> Exercise description
Return all of the data exactly as given.

─── Given information ───

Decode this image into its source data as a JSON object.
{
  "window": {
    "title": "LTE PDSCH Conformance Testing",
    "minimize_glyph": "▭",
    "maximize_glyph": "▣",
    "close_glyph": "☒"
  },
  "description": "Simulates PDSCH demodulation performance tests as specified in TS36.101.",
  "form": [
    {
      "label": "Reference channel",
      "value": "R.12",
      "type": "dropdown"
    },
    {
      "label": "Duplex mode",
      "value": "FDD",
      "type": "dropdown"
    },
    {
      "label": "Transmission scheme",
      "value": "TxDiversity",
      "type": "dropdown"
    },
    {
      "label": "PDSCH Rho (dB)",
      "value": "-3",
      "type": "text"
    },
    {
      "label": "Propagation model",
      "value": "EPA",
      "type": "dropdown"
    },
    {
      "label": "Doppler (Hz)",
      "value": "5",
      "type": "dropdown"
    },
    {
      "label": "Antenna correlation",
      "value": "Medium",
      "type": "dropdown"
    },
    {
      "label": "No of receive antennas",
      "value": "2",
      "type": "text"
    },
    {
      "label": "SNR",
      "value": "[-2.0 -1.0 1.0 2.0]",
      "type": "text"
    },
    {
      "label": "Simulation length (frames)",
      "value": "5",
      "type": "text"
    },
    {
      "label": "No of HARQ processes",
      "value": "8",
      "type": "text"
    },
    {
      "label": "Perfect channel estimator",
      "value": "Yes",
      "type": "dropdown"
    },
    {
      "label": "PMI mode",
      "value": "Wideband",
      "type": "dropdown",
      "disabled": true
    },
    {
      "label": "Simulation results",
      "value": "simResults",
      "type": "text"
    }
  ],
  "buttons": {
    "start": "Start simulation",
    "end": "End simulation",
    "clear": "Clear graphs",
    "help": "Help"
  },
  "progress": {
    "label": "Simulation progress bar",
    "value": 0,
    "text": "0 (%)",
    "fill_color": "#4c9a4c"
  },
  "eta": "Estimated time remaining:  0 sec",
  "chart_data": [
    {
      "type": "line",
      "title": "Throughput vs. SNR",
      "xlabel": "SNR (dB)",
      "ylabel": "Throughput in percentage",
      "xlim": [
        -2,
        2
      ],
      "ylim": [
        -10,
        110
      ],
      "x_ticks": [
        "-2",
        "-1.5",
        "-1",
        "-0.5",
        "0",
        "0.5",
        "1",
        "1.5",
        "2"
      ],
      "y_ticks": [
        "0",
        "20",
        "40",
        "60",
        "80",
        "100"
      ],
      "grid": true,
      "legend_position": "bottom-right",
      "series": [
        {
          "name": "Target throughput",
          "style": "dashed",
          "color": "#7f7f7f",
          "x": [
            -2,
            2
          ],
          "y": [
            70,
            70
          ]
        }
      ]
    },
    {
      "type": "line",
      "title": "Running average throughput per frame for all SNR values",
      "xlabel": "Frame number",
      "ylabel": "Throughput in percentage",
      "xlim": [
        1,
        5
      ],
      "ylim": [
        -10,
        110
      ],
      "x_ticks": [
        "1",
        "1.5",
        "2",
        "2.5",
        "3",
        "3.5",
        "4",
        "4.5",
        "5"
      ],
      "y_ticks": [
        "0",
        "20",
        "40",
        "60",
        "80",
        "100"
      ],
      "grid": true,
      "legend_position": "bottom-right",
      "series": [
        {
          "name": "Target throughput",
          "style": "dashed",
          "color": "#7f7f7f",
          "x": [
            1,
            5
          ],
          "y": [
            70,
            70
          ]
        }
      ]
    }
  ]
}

───

> Finished answer
Decode this image into its source data as a JSON object.
{
  "window": {
    "title": "LTE PDSCH Conformance Testing",
    "minimize_glyph": "▭",
    "maximize_glyph": "▣",
    "close_glyph": "☒"
  },
  "description": "Simulates PDSCH demodulation performance tests as specified in TS36.101.",
  "form": [
    {
      "label": "Reference channel",
      "value": "R.12",
      "type": "dropdown"
    },
    {
      "label": "Duplex mode",
      "value": "FDD",
      "type": "dropdown"
    },
    {
      "label": "Transmission scheme",
      "value": "TxDiversity",
      "type": "dropdown"
    },
    {
      "label": "PDSCH Rho (dB)",
      "value": "-3",
      "type": "text"
    },
    {
      "label": "Propagation model",
      "value": "EPA",
      "type": "dropdown"
    },
    {
      "label": "Doppler (Hz)",
      "value": "5",
      "type": "dropdown"
    },
    {
      "label": "Antenna correlation",
      "value": "Medium",
      "type": "dropdown"
    },
    {
      "label": "No of receive antennas",
      "value": "2",
      "type": "text"
    },
    {
      "label": "SNR",
      "value": "[-2.0 -1.0 1.0 2.0]",
      "type": "text"
    },
    {
      "label": "Simulation length (frames)",
      "value": "5",
      "type": "text"
    },
    {
      "label": "No of HARQ processes",
      "value": "8",
      "type": "text"
    },
    {
      "label": "Perfect channel estimator",
      "value": "Yes",
      "type": "dropdown"
    },
    {
      "label": "PMI mode",
      "value": "Wideband",
      "type": "dropdown",
      "disabled": true
    },
    {
      "label": "Simulation results",
      "value": "simResults",
      "type": "text"
    }
  ],
  "buttons": {
    "start": "Start simulation",
    "end": "End simulation",
    "clear": "Clear graphs",
    "help": "Help"
  },
  "progress": {
    "label": "Simulation progress bar",
    "value": 0,
    "text": "0 (%)",
    "fill_color": "#4c9a4c"
  },
  "eta": "Estimated time remaining:  0 sec",
  "chart_data": [
    {
      "type": "line",
      "title": "Throughput vs. SNR",
      "xlabel": "SNR (dB)",
      "ylabel": "Throughput in percentage",
      "xlim": [
        -2,
        2
      ],
      "ylim": [
        -10,
        110
      ],
      "x_ticks": [
        "-2",
        "-1.5",
        "-1",
        "-0.5",
        "0",
        "0.5",
        "1",
        "1.5",
        "2"
      ],
      "y_ticks": [
        "0",
        "20",
        "40",
        "60",
        "80",
        "100"
      ],
      "grid": true,
      "legend_position": "bottom-right",
      "series": [
        {
          "name": "Target throughput",
          "style": "dashed",
          "color": "#7f7f7f",
          "x": [
            -2,
            2
          ],
          "y": [
            70,
            70
          ]
        }
      ]
    },
    {
      "type": "line",
      "title": "Running average throughput per frame for all SNR values",
      "xlabel": "Frame number",
      "ylabel": "Throughput in percentage",
      "xlim": [
        1,
        5
      ],
      "ylim": [
        -10,
        110
      ],
      "x_ticks": [
        "1",
        "1.5",
        "2",
        "2.5",
        "3",
        "3.5",
        "4",
        "4.5",
        "5"
      ],
      "y_ticks": [
        "0",
        "20",
        "40",
        "60",
        "80",
        "100"
      ],
      "grid": true,
      "legend_position": "bottom-right",
      "series": [
        {
          "name": "Target throughput",
          "style": "dashed",
          "color": "#7f7f7f",
          "x": [
            1,
            5
          ],
          "y": [
            70,
            70
          ]
        }
      ]
    }
  ]
}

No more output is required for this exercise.